• Tasks for this exercise:
a) Repeat the stretch of the passage on fetching Twitter and Flickr data from "Breaking that down" through "is just formatting.".
b) In the passage on fetching Twitter and Flickr data, what was used to parse the stream after it was pulled?
c) Finish out the next part of the passage on fetching Twitter and Flickr data, picking up from where it stops.

• Text segment:
☆ ☆ ☆ ☆ ☆ ☆ ☆
Breaking that down a little, I pulled the stream using open-uri, then parsed it using JSON.parse, then linkified it using John Gruber's excellent (and extremely long) url matching regex and a regex of my own design for linkifying the twitter usernames that are mentioned in a tweet. The rest of the code is just formatting.

Here's a bit simpler code for my 12 most recent Flickr images:

<%  if flickr_enabled == true then

  require 'open-uri'
  require 'json/ext'

  flickr_url = "http://api.flickr.com/services/rest/?&method=flickr.people.getPublicPhotos&format=json&nojsoncallback=1&api_key=#{ENV['flickr_key']}&user_id=#{ENV['flickr_id']}&per_page=12"
☆ ☆ ☆ ☆ ☆ ☆ ☆
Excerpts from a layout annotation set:

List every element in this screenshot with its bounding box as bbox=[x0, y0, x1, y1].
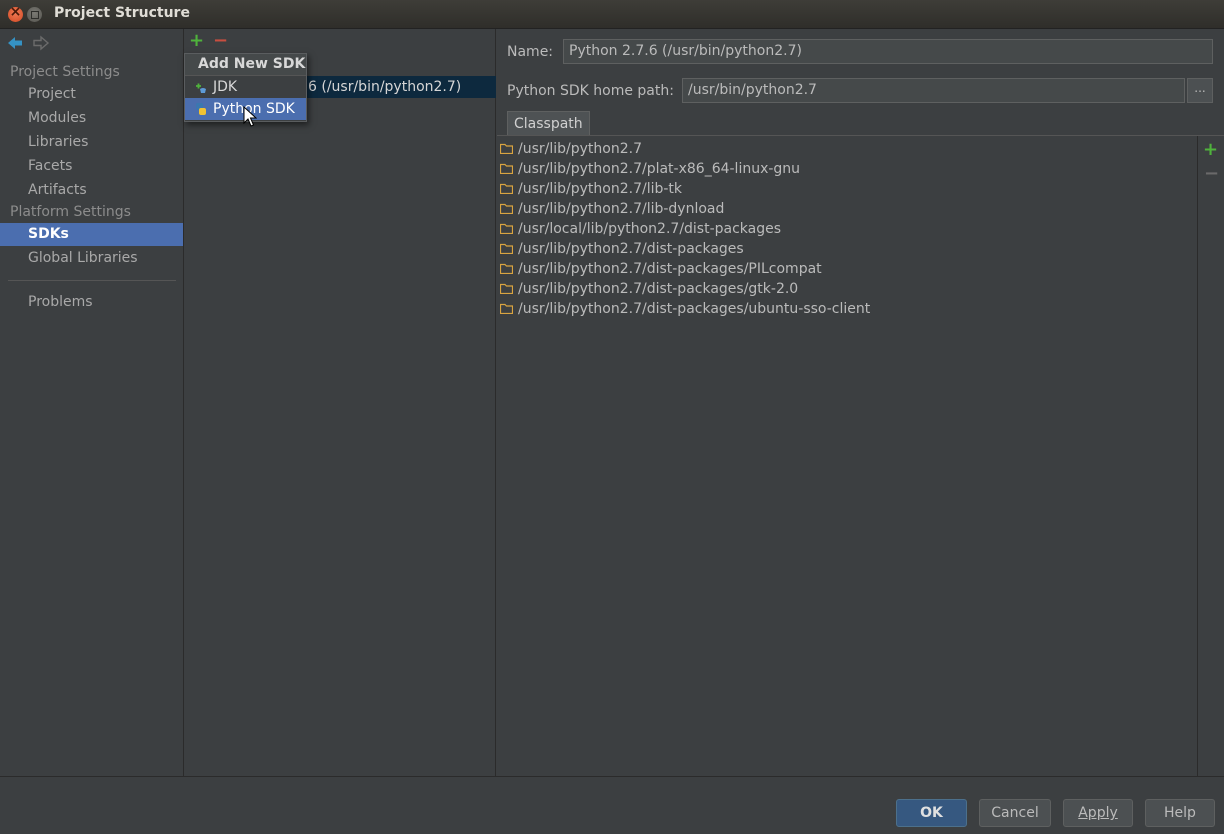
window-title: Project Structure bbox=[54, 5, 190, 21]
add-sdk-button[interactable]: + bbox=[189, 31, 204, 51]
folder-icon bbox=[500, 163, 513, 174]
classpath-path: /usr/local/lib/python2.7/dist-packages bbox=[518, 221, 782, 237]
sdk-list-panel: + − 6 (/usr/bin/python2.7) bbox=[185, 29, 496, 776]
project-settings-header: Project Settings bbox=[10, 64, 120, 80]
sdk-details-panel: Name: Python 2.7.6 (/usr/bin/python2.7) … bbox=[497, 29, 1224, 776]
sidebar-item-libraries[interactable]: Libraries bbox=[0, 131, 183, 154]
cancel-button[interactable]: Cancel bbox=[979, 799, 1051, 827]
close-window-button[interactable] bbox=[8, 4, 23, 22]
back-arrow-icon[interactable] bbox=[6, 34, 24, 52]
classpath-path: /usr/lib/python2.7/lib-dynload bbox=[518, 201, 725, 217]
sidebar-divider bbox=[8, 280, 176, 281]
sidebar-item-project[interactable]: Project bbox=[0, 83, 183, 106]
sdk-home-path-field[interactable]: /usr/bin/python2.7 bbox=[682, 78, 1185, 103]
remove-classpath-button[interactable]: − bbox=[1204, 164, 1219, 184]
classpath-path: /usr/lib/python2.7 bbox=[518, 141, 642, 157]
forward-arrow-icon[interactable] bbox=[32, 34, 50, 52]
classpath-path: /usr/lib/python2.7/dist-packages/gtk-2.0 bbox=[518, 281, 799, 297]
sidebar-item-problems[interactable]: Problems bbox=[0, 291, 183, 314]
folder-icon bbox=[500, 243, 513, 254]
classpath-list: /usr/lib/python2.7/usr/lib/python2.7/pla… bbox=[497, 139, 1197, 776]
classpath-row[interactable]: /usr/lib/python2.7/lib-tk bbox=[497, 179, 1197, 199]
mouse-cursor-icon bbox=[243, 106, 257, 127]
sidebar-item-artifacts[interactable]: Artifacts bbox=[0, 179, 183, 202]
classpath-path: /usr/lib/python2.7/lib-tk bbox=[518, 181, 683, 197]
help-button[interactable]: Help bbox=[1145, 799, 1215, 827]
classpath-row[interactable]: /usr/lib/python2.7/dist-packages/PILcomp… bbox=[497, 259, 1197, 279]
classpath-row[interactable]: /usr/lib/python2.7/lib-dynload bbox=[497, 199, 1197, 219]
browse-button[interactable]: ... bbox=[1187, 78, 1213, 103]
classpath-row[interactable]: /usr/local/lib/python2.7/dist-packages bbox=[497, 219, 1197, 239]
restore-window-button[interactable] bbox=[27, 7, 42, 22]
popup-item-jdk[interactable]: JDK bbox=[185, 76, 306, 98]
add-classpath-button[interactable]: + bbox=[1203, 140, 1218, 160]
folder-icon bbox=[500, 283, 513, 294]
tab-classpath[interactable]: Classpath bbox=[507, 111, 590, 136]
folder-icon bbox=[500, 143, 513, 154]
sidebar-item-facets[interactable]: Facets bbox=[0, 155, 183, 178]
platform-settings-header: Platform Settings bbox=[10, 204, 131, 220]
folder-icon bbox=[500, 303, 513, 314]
☆ ☆ ☆ ☆ ☆ ☆ ☆
• Responses to the exercise:
a)
Breaking that down a little, I pulled the stream using open-uri, then parsed it using JSON.parse, then linkified it using John Gruber's excellent (and extremely long) url matching regex and a regex of my own design for linkifying the twitter usernames that are mentioned in a tweet. The rest of the code is just formatting.

b) JSON.parse

c)
  response = open(flickr_url, 'User-agent' => 'amdavidson.com').read
  photos = JSON.parse(response)["photos"]["photo"]

  for p in photos[0...12] do
    square = "http://farm#{p["farm"]}.static.flickr.com/#{p["server"]}/#{p["id"]}_#{p["secret"]}_t.jpg"
    medium = "http://farm#{p["farm"]}.static.flickr.com/#{p["server"]}/#{p["id"]}_#{p["secret"]}.jpg"
    url = "http://flickr.com/photos/#{p["owner"]}/#{p["id"]}"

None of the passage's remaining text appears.